[Dataset records]
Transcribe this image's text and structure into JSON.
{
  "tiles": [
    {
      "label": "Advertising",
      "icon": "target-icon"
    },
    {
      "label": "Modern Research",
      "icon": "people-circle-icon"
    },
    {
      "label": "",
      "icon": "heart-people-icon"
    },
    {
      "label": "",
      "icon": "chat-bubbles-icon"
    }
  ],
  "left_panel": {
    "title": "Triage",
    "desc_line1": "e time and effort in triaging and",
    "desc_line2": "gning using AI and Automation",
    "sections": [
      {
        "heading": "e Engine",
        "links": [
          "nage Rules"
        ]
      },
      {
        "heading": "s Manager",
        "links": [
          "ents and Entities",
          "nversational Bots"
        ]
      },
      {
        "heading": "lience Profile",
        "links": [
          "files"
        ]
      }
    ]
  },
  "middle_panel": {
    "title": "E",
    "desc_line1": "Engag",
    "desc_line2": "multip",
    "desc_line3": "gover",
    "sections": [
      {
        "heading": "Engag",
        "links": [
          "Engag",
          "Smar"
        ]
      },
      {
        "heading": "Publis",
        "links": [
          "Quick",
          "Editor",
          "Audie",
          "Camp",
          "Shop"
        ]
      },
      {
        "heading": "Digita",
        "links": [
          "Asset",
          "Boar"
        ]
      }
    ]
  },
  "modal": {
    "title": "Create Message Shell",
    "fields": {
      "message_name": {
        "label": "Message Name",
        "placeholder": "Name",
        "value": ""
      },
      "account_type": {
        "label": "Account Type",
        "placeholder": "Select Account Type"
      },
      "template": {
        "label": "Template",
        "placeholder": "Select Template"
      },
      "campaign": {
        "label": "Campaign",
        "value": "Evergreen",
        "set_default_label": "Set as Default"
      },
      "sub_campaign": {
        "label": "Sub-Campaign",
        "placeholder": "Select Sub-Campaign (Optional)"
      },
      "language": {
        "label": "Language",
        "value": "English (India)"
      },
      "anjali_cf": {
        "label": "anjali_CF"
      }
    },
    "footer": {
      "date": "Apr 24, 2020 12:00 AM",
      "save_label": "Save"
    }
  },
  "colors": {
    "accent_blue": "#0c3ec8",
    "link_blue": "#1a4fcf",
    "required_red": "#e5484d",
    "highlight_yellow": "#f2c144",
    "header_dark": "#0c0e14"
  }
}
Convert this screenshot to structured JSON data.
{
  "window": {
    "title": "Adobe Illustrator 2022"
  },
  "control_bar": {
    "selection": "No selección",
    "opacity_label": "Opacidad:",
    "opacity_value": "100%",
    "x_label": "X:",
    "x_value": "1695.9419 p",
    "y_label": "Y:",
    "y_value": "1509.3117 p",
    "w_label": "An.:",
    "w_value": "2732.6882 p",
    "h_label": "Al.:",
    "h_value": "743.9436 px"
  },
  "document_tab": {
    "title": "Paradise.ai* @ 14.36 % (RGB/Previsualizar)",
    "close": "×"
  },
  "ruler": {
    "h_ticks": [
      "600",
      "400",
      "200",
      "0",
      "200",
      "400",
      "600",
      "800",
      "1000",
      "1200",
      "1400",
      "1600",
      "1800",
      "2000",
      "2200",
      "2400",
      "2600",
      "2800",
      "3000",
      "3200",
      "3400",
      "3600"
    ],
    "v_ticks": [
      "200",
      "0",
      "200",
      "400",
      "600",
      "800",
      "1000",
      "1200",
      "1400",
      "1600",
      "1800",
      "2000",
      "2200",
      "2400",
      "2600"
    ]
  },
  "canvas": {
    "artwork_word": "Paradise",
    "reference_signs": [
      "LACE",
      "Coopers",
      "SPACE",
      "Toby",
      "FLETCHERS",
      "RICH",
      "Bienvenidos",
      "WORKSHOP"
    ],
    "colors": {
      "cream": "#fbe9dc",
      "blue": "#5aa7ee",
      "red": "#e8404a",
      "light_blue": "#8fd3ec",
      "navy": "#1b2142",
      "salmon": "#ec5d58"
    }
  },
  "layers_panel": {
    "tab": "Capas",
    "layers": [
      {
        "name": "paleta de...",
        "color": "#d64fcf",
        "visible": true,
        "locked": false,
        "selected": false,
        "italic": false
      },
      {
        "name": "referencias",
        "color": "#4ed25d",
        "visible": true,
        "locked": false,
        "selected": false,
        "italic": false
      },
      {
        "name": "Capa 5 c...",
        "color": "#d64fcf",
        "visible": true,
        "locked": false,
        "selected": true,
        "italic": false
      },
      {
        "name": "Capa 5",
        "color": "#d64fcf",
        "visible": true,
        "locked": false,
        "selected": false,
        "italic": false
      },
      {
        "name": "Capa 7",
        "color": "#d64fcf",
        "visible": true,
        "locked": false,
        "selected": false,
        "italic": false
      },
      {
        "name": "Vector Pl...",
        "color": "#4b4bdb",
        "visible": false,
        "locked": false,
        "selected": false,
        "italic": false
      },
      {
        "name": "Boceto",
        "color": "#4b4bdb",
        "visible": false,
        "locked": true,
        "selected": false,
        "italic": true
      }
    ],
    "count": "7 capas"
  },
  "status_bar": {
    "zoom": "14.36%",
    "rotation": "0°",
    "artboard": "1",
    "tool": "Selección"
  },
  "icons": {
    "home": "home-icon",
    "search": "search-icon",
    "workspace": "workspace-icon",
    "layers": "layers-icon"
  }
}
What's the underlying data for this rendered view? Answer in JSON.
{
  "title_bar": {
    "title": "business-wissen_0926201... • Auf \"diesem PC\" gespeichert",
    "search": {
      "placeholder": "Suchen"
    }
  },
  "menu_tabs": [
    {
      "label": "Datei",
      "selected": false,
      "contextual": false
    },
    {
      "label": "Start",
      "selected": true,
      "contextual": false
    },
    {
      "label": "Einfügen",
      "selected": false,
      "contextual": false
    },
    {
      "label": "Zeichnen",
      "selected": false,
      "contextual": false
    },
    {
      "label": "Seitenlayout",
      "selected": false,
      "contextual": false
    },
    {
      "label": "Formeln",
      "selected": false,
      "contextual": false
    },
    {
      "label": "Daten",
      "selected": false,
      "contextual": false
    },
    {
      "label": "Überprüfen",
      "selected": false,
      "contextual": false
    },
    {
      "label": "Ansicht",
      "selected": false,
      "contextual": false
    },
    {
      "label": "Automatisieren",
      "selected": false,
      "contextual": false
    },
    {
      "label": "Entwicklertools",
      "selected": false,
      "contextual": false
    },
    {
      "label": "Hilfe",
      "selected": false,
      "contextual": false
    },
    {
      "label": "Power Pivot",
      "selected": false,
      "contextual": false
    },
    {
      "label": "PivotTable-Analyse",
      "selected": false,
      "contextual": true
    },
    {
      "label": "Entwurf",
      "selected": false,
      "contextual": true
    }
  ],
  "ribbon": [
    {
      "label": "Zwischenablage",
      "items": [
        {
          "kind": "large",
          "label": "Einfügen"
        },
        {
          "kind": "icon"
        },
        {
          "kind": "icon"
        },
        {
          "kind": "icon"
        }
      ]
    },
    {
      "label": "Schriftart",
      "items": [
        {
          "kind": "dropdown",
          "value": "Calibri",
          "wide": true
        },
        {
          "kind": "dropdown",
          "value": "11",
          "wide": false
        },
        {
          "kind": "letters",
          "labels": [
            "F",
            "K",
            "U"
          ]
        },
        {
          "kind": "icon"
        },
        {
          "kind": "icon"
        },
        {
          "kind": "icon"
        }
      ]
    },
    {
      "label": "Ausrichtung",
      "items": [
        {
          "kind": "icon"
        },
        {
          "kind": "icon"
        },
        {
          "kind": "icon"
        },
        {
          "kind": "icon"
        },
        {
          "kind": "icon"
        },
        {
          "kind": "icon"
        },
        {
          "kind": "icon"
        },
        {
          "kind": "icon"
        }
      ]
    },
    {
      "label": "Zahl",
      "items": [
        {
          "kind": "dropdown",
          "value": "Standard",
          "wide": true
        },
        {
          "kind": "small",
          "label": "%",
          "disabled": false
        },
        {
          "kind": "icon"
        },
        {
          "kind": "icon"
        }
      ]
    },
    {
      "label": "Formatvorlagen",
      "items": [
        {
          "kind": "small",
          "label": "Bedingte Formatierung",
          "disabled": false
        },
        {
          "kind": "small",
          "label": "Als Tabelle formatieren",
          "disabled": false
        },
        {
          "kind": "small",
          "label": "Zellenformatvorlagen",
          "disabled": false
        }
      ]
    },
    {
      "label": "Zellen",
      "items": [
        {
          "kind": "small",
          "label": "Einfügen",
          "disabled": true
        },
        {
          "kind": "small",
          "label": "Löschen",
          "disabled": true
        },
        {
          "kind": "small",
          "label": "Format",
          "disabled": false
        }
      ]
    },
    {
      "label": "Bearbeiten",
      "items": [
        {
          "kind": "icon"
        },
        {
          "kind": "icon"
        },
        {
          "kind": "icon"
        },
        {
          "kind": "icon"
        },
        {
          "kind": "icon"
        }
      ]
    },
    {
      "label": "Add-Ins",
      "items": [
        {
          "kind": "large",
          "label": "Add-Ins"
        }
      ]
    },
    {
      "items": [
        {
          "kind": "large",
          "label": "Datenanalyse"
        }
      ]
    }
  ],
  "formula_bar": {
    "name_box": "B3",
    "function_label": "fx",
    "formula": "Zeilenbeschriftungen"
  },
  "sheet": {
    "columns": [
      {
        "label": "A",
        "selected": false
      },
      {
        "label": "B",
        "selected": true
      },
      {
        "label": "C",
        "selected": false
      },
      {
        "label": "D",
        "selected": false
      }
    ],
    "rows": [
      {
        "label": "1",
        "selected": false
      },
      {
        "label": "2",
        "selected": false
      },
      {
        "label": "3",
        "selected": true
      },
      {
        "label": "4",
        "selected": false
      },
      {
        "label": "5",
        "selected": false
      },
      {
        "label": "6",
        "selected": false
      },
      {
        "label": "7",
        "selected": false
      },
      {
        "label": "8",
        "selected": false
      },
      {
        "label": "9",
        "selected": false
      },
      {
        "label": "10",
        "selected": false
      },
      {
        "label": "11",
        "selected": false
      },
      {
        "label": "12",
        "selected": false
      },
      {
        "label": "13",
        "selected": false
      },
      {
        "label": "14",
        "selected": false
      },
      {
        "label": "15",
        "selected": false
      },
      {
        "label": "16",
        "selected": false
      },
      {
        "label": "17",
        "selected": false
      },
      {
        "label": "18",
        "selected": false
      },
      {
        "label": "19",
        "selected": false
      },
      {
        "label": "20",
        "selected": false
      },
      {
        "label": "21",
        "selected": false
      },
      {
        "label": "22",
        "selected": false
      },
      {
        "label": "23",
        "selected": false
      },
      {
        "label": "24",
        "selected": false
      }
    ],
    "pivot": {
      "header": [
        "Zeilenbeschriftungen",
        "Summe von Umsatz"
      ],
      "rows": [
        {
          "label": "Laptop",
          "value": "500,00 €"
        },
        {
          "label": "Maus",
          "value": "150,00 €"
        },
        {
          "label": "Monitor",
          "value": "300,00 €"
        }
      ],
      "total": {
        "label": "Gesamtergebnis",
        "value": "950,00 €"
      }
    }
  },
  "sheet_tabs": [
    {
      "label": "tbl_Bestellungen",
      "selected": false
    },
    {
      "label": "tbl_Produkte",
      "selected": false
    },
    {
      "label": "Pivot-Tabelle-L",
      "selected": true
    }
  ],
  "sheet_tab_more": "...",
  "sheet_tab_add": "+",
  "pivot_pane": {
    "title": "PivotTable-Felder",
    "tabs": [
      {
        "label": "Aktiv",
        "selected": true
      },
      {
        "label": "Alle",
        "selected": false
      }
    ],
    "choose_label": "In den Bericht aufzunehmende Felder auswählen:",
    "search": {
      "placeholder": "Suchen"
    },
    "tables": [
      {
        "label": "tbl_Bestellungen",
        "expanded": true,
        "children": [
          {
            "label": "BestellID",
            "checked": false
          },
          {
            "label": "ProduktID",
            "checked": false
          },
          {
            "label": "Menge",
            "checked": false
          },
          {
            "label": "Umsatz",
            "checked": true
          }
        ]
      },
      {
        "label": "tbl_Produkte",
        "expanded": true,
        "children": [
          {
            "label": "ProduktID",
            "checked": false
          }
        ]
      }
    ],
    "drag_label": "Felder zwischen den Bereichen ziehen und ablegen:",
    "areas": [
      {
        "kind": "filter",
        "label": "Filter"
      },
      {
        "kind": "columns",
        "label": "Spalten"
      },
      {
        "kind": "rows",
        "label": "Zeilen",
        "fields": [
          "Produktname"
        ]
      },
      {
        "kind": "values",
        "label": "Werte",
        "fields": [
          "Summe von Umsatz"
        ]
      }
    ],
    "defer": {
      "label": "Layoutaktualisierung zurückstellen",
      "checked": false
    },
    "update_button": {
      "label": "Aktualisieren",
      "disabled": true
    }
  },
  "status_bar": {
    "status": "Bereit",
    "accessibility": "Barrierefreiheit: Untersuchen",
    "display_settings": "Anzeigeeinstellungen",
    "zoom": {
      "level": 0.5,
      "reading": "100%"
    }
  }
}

WHAT TO PRODUCE
Extract, from the material above, each line holding the word "Paradise".

TASK RESPONSE
    "title": "Paradise.ai* @ 14.36 % (RGB/Previsualizar)",
    "artwork_word": "Paradise",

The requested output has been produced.